==== Data provided ====

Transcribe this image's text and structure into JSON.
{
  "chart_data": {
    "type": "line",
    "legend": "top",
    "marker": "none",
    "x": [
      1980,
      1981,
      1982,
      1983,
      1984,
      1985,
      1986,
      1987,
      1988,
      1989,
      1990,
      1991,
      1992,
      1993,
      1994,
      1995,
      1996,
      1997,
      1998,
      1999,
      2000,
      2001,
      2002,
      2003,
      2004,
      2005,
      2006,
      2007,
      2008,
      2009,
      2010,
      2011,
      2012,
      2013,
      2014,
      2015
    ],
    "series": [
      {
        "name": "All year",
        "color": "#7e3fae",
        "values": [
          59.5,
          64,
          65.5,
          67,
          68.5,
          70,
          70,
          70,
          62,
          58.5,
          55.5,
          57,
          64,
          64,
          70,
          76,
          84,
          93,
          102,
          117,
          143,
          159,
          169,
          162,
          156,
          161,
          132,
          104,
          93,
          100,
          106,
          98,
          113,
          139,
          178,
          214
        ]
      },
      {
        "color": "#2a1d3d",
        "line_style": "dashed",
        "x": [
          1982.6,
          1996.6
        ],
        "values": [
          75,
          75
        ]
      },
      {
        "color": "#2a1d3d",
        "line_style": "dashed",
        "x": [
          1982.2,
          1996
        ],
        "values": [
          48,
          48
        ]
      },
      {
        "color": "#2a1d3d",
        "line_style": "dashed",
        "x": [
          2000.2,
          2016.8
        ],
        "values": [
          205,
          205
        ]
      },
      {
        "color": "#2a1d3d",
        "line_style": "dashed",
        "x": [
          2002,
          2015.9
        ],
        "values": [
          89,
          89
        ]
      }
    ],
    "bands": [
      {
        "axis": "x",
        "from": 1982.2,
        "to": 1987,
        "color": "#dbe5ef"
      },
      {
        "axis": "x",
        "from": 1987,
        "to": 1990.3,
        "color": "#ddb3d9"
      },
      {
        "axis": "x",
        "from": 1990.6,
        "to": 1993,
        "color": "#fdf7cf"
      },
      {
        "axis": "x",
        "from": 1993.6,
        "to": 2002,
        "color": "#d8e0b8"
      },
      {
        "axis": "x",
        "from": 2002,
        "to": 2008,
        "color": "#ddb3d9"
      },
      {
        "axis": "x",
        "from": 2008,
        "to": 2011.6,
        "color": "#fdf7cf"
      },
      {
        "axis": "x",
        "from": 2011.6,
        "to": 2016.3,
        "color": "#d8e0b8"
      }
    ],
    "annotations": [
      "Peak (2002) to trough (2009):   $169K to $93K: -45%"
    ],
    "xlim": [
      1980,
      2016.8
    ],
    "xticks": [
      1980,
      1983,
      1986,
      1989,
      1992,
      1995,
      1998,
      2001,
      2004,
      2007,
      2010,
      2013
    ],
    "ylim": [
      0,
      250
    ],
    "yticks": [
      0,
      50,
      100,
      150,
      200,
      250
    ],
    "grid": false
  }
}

====

In the listing, find each line with the string "from" and copy it.

**Finished answer:**
        "from": 1982.2,
        "from": 1987,
        "from": 1990.6,
        "from": 1993.6,
        "from": 2002,
        "from": 2008,
        "from": 2011.6,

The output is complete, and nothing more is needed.